Exercise brief:
Look for the word "type" in the entries below, then copy every line that has it.

[Dataset entries on figures]
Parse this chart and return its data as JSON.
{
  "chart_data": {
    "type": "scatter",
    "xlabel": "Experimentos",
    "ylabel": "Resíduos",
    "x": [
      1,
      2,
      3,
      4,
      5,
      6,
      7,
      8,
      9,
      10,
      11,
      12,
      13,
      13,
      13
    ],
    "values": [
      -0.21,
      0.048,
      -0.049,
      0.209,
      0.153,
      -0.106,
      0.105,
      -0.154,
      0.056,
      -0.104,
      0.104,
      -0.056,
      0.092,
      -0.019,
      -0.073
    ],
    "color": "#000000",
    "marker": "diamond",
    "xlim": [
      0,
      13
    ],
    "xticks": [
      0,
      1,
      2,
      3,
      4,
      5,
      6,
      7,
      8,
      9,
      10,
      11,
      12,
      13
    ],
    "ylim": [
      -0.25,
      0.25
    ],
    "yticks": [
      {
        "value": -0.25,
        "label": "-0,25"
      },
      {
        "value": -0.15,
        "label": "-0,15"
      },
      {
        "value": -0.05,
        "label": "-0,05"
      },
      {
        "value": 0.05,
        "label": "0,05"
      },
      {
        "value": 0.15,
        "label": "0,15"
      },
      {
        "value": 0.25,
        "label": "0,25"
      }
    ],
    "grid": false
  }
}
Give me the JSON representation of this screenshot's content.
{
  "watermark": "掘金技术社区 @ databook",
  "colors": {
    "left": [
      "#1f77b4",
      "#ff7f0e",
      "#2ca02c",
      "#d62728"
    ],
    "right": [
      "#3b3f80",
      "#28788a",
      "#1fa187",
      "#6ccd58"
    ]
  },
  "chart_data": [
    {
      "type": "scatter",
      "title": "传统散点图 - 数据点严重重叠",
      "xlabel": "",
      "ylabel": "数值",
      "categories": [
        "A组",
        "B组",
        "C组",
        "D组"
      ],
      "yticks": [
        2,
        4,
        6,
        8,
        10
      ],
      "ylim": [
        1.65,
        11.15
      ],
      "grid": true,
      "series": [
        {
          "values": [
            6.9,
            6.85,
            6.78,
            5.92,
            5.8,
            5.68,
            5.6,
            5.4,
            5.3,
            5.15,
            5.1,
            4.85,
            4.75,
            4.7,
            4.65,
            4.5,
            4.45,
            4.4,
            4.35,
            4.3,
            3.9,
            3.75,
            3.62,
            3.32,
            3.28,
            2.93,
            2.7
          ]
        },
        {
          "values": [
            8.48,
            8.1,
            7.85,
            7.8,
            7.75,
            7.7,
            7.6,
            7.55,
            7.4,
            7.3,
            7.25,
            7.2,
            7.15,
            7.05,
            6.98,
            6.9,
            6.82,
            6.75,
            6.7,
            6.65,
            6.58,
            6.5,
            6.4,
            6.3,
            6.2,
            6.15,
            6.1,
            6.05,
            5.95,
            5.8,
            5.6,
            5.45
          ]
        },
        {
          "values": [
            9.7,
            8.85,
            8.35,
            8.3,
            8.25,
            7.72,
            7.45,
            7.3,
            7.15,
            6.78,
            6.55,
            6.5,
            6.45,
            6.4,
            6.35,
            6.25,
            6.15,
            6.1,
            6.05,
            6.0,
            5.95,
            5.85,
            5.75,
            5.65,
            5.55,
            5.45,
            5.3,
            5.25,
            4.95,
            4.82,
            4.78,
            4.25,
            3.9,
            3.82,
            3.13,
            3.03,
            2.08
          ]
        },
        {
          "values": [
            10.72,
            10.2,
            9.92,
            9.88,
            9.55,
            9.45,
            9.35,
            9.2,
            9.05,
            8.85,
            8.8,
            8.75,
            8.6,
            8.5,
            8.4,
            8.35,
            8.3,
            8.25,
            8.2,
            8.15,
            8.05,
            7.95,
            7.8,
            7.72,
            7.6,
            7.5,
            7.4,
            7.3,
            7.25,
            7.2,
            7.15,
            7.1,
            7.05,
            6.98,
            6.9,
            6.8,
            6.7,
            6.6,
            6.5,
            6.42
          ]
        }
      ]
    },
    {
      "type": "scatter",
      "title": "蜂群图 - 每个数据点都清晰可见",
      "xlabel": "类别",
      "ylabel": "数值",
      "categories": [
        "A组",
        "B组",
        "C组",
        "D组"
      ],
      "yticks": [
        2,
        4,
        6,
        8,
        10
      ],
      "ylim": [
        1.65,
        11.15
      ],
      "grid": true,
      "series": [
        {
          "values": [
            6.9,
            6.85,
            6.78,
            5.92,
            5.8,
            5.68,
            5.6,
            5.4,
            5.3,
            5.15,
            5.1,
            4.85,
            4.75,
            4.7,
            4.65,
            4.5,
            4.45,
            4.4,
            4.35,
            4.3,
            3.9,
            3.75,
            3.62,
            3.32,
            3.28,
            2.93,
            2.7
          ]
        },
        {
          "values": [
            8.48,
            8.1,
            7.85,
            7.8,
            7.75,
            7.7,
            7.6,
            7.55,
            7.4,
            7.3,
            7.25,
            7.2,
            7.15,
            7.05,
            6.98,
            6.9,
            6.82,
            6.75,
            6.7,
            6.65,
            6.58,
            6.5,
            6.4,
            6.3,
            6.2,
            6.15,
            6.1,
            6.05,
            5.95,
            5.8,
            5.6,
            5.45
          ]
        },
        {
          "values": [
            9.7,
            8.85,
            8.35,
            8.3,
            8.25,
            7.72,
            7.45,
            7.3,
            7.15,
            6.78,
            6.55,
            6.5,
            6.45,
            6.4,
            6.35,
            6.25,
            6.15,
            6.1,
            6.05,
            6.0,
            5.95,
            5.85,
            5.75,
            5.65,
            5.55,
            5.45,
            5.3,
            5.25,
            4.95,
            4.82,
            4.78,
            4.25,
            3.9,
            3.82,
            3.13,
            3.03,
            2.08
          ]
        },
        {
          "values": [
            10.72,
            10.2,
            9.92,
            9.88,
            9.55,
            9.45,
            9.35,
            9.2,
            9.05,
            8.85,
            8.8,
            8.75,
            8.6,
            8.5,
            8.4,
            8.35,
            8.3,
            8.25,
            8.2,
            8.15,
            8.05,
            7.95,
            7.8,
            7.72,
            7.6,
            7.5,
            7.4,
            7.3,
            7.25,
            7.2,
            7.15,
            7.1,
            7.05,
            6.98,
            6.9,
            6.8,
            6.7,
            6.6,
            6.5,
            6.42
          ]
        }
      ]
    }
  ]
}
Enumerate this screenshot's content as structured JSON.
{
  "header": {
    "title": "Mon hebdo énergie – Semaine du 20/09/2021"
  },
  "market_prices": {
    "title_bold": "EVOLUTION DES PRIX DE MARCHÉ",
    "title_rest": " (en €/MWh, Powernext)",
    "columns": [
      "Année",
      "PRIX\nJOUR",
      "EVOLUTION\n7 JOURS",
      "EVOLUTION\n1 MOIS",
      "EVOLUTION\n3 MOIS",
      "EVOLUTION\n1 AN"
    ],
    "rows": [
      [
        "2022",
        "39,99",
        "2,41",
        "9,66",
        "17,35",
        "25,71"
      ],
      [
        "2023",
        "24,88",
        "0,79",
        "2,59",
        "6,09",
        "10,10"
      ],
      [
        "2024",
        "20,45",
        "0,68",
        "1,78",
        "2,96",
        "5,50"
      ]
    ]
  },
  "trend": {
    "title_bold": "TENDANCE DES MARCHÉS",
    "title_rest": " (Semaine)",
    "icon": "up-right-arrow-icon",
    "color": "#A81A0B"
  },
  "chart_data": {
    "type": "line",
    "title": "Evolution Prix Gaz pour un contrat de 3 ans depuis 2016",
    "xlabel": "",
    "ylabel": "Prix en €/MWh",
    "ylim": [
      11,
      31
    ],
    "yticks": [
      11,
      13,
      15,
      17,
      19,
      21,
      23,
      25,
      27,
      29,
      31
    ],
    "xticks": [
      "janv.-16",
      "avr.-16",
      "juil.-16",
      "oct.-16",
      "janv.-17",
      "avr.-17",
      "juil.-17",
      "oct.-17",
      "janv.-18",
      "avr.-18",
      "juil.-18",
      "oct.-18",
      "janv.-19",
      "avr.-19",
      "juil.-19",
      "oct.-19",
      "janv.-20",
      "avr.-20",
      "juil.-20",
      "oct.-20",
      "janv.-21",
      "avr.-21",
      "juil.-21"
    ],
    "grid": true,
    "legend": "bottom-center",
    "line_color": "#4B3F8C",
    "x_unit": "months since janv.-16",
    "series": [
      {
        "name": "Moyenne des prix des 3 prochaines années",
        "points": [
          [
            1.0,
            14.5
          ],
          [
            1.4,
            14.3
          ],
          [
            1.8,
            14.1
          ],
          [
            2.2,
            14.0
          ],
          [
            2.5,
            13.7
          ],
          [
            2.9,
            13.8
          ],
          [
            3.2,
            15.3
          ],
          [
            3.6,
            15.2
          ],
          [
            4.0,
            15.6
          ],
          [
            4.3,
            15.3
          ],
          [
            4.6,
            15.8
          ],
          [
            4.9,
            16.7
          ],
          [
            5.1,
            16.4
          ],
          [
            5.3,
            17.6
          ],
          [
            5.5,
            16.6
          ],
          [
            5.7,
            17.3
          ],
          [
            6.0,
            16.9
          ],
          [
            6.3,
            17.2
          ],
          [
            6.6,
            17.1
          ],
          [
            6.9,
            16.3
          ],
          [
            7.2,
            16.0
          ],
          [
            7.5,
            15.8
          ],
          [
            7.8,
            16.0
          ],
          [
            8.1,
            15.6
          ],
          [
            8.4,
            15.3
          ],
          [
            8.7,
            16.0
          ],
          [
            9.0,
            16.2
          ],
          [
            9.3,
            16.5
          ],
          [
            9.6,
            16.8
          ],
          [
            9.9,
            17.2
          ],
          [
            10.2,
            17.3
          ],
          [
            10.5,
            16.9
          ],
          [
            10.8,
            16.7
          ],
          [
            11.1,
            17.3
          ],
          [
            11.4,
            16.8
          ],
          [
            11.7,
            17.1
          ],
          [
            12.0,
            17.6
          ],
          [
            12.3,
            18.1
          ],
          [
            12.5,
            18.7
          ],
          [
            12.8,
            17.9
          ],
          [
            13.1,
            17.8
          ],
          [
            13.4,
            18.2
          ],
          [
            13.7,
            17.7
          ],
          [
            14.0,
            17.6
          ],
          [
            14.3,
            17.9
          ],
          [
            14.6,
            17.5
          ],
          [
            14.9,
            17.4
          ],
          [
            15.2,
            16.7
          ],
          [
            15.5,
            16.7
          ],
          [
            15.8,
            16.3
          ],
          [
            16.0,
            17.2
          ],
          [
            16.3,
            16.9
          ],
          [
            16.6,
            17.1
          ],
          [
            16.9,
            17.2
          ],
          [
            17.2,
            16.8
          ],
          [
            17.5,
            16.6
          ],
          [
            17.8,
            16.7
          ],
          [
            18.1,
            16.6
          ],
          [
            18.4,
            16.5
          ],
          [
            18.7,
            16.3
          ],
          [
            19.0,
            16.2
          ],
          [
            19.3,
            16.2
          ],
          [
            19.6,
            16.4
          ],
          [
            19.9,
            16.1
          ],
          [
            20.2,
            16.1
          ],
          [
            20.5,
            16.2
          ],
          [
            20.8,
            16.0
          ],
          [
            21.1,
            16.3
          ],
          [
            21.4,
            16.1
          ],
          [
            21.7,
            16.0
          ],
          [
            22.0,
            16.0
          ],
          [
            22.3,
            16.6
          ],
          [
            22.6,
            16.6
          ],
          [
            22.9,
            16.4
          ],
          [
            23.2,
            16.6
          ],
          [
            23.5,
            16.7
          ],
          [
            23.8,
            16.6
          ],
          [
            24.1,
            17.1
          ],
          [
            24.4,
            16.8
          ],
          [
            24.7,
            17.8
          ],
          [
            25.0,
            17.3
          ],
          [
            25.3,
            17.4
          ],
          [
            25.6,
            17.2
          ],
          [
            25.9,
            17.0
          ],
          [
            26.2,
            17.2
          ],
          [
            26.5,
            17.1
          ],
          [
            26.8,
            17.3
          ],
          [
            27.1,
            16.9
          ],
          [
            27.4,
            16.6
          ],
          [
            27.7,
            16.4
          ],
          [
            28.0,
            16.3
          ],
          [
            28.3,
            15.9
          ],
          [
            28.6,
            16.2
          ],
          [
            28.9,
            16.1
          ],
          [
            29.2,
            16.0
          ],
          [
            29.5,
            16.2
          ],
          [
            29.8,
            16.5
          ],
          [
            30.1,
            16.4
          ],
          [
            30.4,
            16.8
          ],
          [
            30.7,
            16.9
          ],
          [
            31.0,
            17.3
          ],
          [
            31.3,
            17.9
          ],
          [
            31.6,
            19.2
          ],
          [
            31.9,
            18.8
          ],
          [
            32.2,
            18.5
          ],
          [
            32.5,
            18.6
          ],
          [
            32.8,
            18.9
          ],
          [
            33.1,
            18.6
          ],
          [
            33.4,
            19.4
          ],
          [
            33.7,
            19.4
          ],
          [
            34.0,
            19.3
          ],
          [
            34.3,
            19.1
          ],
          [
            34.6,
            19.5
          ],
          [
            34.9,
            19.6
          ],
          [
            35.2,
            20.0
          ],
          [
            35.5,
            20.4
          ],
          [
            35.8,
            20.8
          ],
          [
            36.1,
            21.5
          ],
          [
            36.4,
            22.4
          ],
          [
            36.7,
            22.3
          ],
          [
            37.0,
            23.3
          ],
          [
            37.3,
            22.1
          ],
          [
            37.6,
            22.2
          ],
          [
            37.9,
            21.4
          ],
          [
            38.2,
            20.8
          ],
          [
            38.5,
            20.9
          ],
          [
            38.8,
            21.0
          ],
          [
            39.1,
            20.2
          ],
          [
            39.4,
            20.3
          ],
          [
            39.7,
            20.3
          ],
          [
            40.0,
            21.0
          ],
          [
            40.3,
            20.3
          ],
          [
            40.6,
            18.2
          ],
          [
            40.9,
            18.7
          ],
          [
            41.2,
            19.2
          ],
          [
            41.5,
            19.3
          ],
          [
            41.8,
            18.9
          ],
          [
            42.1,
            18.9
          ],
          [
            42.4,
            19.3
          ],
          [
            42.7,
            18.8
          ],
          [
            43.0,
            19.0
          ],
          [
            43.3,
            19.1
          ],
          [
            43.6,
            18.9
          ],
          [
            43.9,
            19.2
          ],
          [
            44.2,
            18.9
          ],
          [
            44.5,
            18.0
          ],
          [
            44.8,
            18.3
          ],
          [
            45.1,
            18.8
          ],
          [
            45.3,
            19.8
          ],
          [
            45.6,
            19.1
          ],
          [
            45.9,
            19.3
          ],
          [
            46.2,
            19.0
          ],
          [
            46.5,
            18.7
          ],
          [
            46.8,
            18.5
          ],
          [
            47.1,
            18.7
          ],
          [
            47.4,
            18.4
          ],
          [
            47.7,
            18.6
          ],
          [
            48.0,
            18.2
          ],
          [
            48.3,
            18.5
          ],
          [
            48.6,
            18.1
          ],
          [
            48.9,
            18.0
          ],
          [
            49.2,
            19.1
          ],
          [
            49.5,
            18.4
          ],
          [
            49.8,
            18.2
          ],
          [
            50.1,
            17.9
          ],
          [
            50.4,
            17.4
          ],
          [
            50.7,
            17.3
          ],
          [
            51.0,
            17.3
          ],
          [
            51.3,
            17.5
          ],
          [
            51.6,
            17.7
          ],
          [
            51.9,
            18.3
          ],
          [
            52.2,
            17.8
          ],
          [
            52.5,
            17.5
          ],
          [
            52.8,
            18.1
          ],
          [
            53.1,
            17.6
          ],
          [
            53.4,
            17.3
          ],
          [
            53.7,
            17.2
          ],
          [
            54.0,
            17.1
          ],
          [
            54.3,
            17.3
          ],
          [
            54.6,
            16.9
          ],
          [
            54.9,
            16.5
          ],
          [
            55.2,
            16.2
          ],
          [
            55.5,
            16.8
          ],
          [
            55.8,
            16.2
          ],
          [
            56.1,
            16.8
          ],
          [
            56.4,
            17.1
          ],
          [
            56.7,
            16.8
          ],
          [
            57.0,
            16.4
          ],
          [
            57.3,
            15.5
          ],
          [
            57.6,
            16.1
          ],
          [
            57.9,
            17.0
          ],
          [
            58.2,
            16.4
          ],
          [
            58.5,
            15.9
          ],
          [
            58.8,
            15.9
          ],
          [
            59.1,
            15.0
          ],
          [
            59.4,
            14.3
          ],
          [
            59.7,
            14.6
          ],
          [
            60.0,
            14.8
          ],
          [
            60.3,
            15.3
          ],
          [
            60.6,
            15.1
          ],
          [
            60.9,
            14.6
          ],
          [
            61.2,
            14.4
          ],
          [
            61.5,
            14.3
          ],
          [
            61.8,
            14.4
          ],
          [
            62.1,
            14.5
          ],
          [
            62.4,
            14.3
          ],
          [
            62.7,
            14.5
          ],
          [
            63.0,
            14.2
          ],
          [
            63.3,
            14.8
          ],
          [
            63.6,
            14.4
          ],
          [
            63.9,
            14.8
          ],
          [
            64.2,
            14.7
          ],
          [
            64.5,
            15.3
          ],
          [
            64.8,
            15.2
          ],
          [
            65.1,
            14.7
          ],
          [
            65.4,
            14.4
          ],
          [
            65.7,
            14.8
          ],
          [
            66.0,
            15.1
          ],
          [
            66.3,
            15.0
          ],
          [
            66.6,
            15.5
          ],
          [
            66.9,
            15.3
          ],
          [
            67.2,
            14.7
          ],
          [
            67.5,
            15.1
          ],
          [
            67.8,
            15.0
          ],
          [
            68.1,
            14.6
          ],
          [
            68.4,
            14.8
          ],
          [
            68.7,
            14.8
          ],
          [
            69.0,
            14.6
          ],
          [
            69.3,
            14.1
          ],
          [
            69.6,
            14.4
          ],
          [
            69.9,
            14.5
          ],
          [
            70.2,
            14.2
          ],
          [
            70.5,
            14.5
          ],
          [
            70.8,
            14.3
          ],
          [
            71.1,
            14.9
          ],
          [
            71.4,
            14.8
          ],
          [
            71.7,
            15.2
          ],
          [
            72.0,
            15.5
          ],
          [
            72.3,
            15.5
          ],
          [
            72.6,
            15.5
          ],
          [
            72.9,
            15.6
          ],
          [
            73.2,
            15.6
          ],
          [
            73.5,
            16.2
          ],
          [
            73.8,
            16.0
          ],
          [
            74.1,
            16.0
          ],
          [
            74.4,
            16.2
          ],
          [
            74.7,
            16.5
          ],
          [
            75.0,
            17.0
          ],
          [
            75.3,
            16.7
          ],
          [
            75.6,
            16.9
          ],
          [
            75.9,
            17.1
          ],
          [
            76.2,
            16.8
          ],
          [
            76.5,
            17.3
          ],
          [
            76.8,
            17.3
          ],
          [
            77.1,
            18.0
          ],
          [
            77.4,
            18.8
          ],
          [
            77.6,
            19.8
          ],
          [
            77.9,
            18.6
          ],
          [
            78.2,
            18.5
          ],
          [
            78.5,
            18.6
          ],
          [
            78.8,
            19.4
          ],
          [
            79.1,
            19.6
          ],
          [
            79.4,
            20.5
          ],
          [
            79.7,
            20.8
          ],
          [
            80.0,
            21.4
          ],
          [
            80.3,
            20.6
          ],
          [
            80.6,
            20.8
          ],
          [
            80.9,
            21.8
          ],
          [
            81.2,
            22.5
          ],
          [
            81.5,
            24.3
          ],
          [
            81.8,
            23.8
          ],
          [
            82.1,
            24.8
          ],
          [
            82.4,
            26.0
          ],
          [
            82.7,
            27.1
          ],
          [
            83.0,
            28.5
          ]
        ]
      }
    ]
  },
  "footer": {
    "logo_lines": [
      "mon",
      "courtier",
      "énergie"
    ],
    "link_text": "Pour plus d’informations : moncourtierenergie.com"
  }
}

Result of this exercise:
    "type": "scatter",
      "type": "scatter",
      "type": "scatter",
    "type": "line",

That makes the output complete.